Data section:
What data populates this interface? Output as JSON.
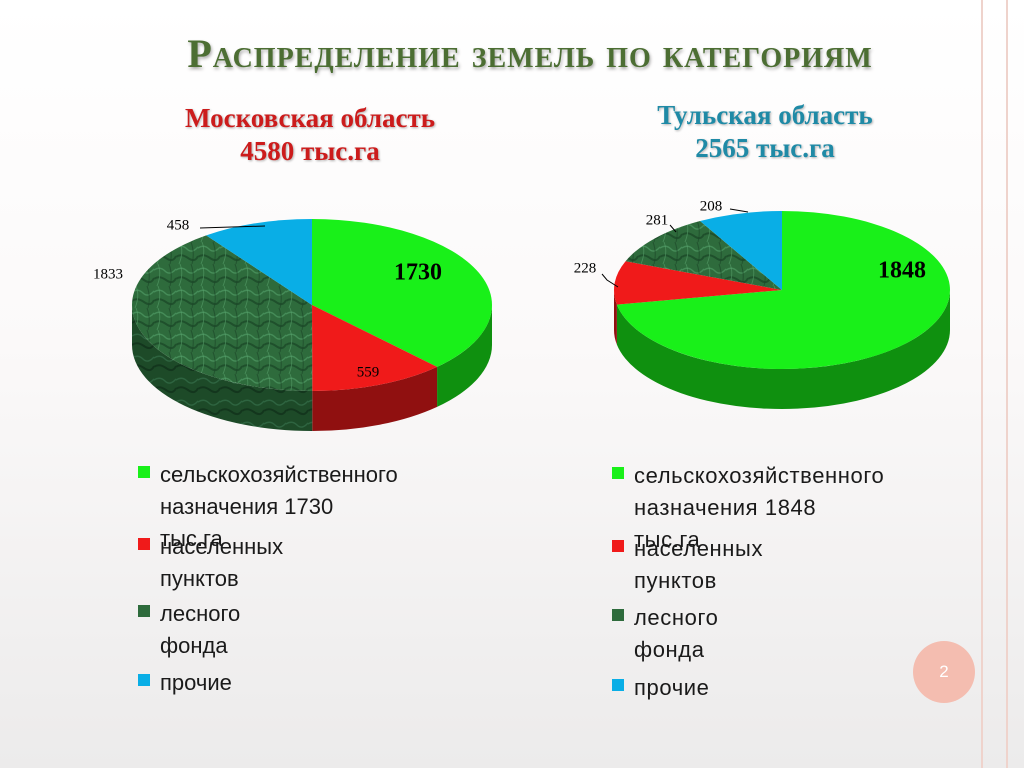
{
  "slide": {
    "title": "Распределение земель по категориям",
    "page_number": "2",
    "colors": {
      "title": "#4c6e33",
      "moscow_title": "#cc1c1c",
      "tula_title": "#1f8aa6",
      "page_badge": "#f4bdb0"
    }
  },
  "chart_data": [
    {
      "type": "pie",
      "title": "Московская область",
      "subtitle": "4580 тыс.га",
      "categories": [
        "сельскохозяйственного назначения  1730 тыс.га",
        "населенных пунктов",
        "лесного фонда",
        "прочие"
      ],
      "values": [
        1730,
        559,
        1833,
        458
      ],
      "data_labels": [
        "1730",
        "559",
        "1833",
        "458"
      ],
      "colors": [
        "#19f019",
        "#f01a1a",
        "#2f6a3c",
        "#09aee6"
      ],
      "legend_placement": "bottom"
    },
    {
      "type": "pie",
      "title": "Тульская область",
      "subtitle": "2565 тыс.га",
      "categories": [
        "сельскохозяйственного назначения 1848 тыс.га",
        "населенных пунктов",
        "лесного фонда",
        "прочие"
      ],
      "values": [
        1848,
        228,
        281,
        208
      ],
      "data_labels": [
        "1848",
        "228",
        "281",
        "208"
      ],
      "colors": [
        "#19f019",
        "#f01a1a",
        "#2f6a3c",
        "#09aee6"
      ],
      "legend_placement": "bottom"
    }
  ],
  "legends": {
    "moscow": [
      {
        "line1": "сельскохозяйственного",
        "line2": "назначения  1730 тыс.га"
      },
      {
        "line1": "населенных пунктов",
        "line2": ""
      },
      {
        "line1": "лесного фонда",
        "line2": ""
      },
      {
        "line1": "прочие",
        "line2": ""
      }
    ],
    "tula": [
      {
        "line1": "сельскохозяйственного",
        "line2": "назначения 1848 тыс.га"
      },
      {
        "line1": "населенных пунктов",
        "line2": ""
      },
      {
        "line1": "лесного фонда",
        "line2": ""
      },
      {
        "line1": "прочие",
        "line2": ""
      }
    ]
  }
}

Instruction: All the records above need to be given again word for word. Skip the pictures.

Solution to this problem:
What data populates this interface? Output as JSON.
{
  "slide": {
    "title": "Распределение земель по категориям",
    "page_number": "2",
    "colors": {
      "title": "#4c6e33",
      "moscow_title": "#cc1c1c",
      "tula_title": "#1f8aa6",
      "page_badge": "#f4bdb0"
    }
  },
  "chart_data": [
    {
      "type": "pie",
      "title": "Московская область",
      "subtitle": "4580 тыс.га",
      "categories": [
        "сельскохозяйственного назначения  1730 тыс.га",
        "населенных пунктов",
        "лесного фонда",
        "прочие"
      ],
      "values": [
        1730,
        559,
        1833,
        458
      ],
      "data_labels": [
        "1730",
        "559",
        "1833",
        "458"
      ],
      "colors": [
        "#19f019",
        "#f01a1a",
        "#2f6a3c",
        "#09aee6"
      ],
      "legend_placement": "bottom"
    },
    {
      "type": "pie",
      "title": "Тульская область",
      "subtitle": "2565 тыс.га",
      "categories": [
        "сельскохозяйственного назначения 1848 тыс.га",
        "населенных пунктов",
        "лесного фонда",
        "прочие"
      ],
      "values": [
        1848,
        228,
        281,
        208
      ],
      "data_labels": [
        "1848",
        "228",
        "281",
        "208"
      ],
      "colors": [
        "#19f019",
        "#f01a1a",
        "#2f6a3c",
        "#09aee6"
      ],
      "legend_placement": "bottom"
    }
  ],
  "legends": {
    "moscow": [
      {
        "line1": "сельскохозяйственного",
        "line2": "назначения  1730 тыс.га"
      },
      {
        "line1": "населенных пунктов",
        "line2": ""
      },
      {
        "line1": "лесного фонда",
        "line2": ""
      },
      {
        "line1": "прочие",
        "line2": ""
      }
    ],
    "tula": [
      {
        "line1": "сельскохозяйственного",
        "line2": "назначения 1848 тыс.га"
      },
      {
        "line1": "населенных пунктов",
        "line2": ""
      },
      {
        "line1": "лесного фонда",
        "line2": ""
      },
      {
        "line1": "прочие",
        "line2": ""
      }
    ]
  }
}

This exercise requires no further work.